▸ Text block:
* BEGIN *
Unlike most cabinetmakers who order kiln-dried hardwood from suppliers, Merv and Travis build wood furnishings, cabinets and entire kitchens from scratch, starting the process in the forest, traveling more than 100 miles in any direction while towing a portable ‘WoodMizer” sawmill. 


 


They cut, mill and dry all the wood themselves; a process that creates mountains of waste in the form of slab wood and sawdust. But where most millworks cast-off the waste, the Wengers turn it into burnable energy. 


 


More waste is created when rough-cut lumber is machined into finely finished products.  But they harvest those BTUs, too, through an unusually efficient system that supplies heat for the home, shop and apartment while warming water for all cleaning and bathing, as well.    


 


Until the fall of ’09, the Wengers burned all the cast-off slab wood in an old woodstove, the only source of heat for the shop. But with the installation of a high-tech, eco-friendly ‘gasification” wood boiler and extensive radiant heat system, the wood waste now supplies BTUs for all three buildings on the property.


 


‘It’s the ultimate in renewable fuel for us,” added Merv.  ‘Sure, there are others doing the same, but few who scrub BTUs as well as we do, and with as small a carbon


footprint.  We decided from the outset that we were going to make this happen the right way.”
* END *
▸ Data block:
* BEGIN *
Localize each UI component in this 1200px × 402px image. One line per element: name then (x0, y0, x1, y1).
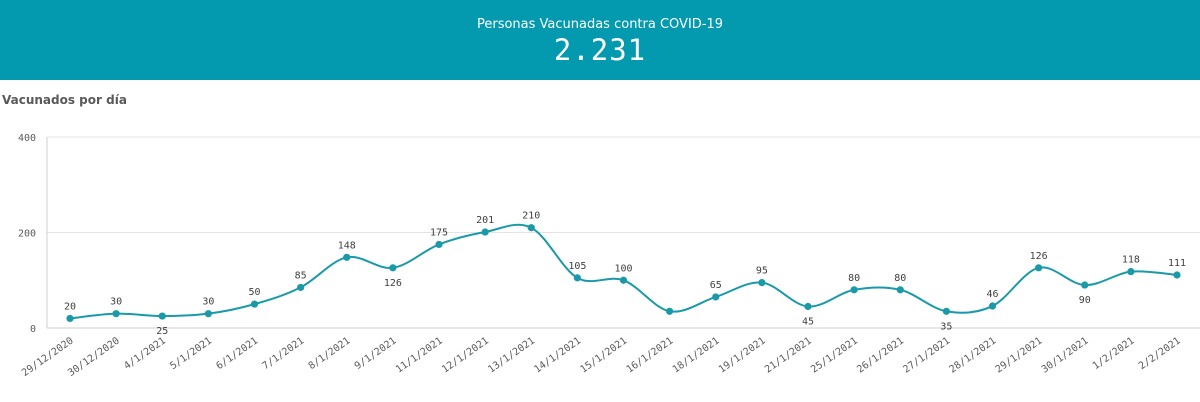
* END *
▸ What you will do:
Retype the passage about the Wengers' wood-waste heating from "They cut, mill" to "into burnable energy." word for word.

▸ Task solution:
They cut, mill and dry all the wood themselves; a process that creates mountains of waste in the form of slab wood and sawdust. But where most millworks cast-off the waste, the Wengers turn it into burnable energy.